_Set problem_.
Go through the material below and copy each line where the word "Confirmation" appears.

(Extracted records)
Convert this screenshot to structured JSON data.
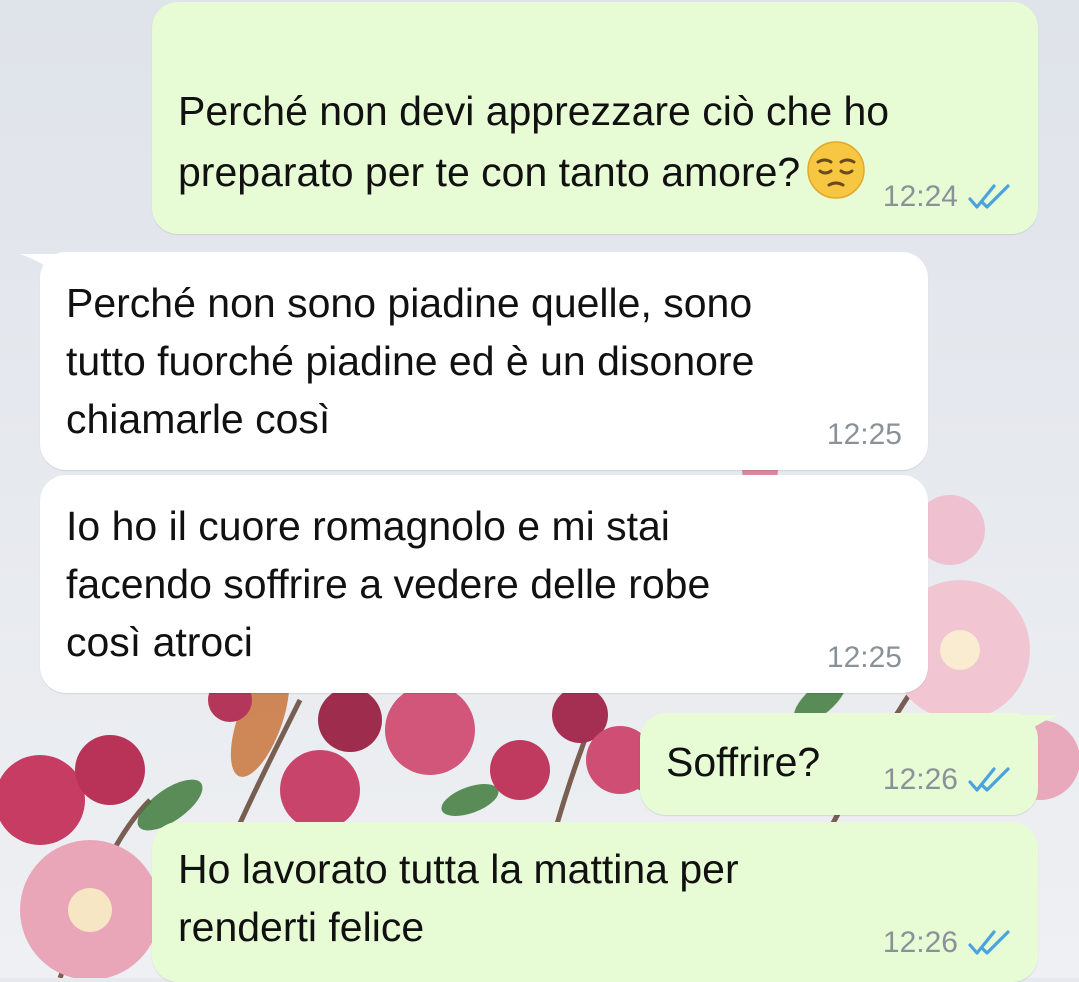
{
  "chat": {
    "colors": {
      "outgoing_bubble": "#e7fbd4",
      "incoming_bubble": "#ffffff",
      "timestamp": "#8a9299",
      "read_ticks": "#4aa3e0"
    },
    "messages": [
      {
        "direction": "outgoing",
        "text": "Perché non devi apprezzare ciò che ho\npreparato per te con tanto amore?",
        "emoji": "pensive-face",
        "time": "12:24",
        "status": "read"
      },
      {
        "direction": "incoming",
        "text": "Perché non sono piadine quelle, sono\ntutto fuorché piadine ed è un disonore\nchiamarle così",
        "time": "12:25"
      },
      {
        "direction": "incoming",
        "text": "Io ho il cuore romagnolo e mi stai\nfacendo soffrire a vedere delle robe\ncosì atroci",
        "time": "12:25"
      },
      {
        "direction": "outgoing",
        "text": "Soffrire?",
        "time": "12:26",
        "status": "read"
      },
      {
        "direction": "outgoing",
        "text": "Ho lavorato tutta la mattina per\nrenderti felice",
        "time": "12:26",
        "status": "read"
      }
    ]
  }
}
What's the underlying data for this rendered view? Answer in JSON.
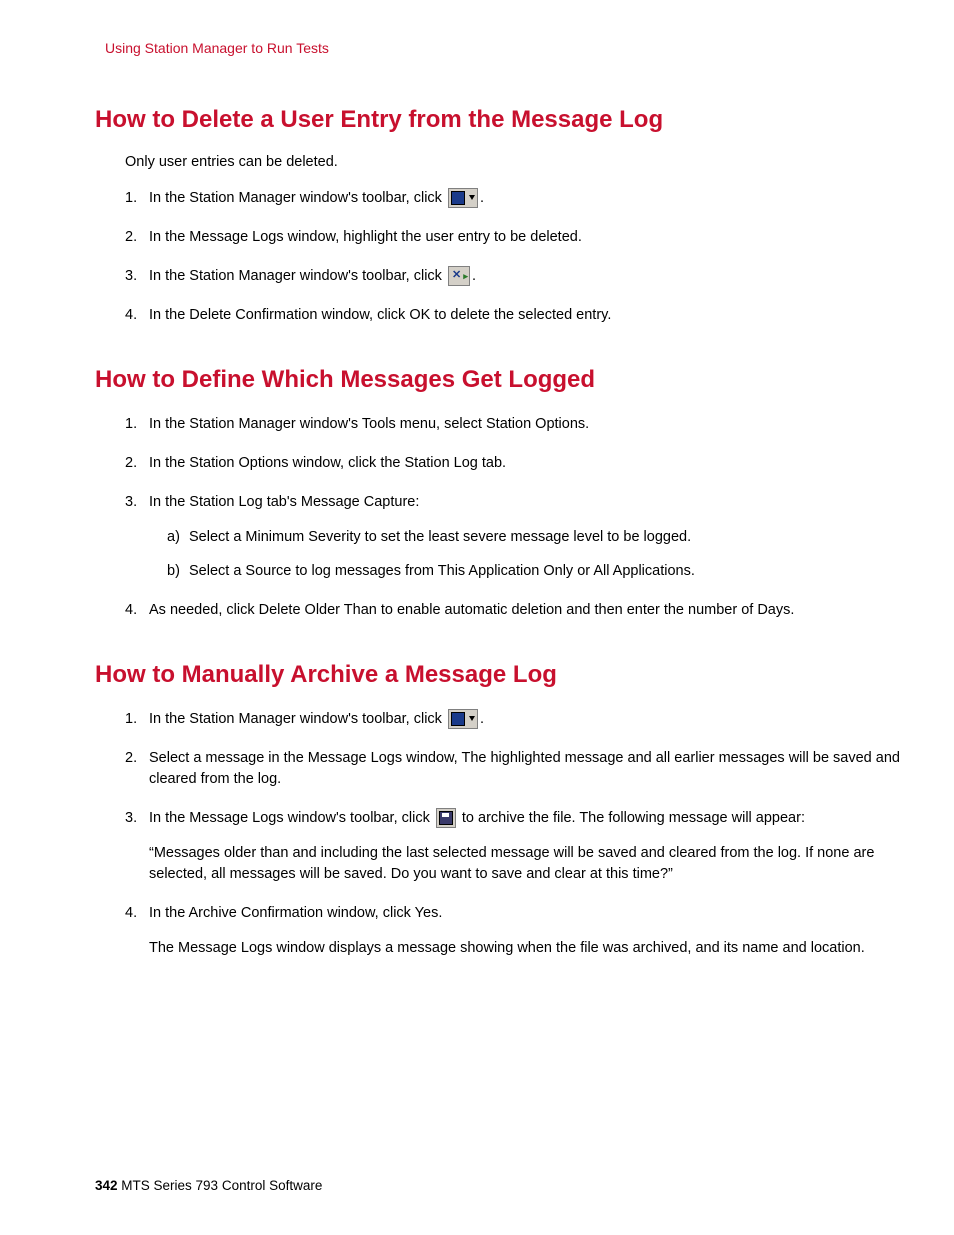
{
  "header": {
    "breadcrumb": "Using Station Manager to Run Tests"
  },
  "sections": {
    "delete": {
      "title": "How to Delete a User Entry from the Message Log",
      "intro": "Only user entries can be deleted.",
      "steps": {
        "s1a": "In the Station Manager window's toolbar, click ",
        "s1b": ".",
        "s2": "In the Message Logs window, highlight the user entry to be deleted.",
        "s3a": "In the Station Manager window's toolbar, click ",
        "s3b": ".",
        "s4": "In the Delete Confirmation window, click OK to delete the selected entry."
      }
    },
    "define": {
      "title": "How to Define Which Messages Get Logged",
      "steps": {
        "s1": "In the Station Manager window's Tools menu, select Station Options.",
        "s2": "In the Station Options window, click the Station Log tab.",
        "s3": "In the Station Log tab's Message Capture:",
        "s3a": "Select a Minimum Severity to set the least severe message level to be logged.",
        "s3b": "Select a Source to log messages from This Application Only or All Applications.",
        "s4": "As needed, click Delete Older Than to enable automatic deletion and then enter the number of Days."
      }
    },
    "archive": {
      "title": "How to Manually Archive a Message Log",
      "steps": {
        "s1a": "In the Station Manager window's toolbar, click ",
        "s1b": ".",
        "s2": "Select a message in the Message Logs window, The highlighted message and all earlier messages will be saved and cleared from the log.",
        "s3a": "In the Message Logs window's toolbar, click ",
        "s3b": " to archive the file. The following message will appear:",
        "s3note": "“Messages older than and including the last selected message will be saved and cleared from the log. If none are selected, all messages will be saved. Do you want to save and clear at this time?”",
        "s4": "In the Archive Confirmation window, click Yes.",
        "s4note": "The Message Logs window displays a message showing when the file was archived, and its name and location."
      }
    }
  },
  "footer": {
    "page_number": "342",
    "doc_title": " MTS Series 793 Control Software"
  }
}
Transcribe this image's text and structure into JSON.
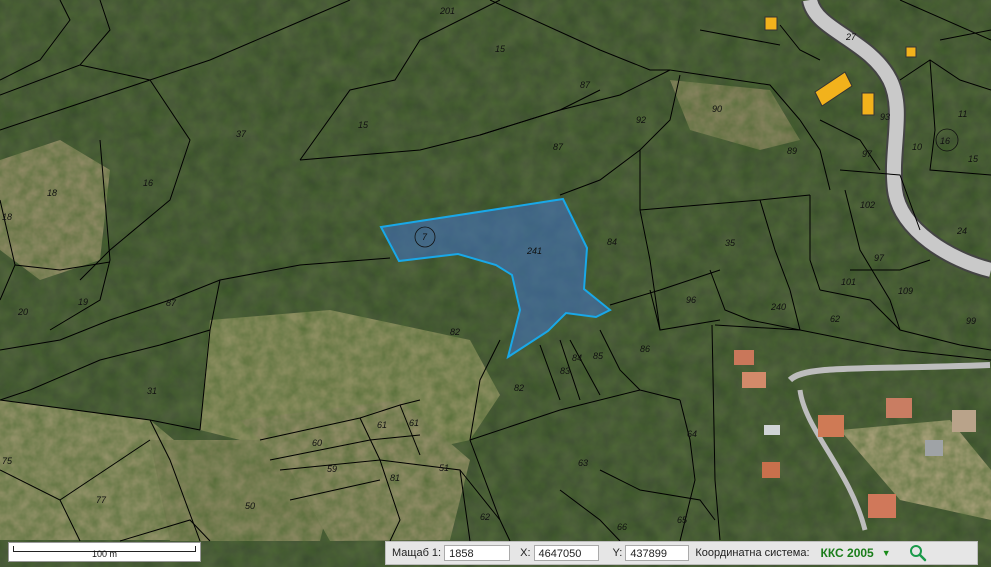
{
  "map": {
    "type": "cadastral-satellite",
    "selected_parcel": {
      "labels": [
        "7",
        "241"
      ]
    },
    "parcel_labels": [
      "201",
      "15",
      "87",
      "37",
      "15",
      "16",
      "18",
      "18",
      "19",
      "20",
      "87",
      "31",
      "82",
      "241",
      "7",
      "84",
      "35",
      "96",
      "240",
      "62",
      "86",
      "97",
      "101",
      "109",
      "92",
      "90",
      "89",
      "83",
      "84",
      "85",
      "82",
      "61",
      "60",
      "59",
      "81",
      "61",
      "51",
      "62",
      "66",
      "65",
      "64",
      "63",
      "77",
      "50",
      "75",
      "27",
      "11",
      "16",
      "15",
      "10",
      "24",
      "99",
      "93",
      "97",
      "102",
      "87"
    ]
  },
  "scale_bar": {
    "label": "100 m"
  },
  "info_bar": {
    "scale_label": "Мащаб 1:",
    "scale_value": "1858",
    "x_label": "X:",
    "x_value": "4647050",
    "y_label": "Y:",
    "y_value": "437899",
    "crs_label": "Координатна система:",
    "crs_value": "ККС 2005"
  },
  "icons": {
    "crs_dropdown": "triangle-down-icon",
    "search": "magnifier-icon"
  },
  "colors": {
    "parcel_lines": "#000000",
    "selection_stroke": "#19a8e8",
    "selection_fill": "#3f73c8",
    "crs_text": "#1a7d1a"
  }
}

_Exercise output_.
        "s4": "In the Delete Confirmation window, click OK to delete the selected entry."
        "s4": "In the Archive Confirmation window, click Yes.",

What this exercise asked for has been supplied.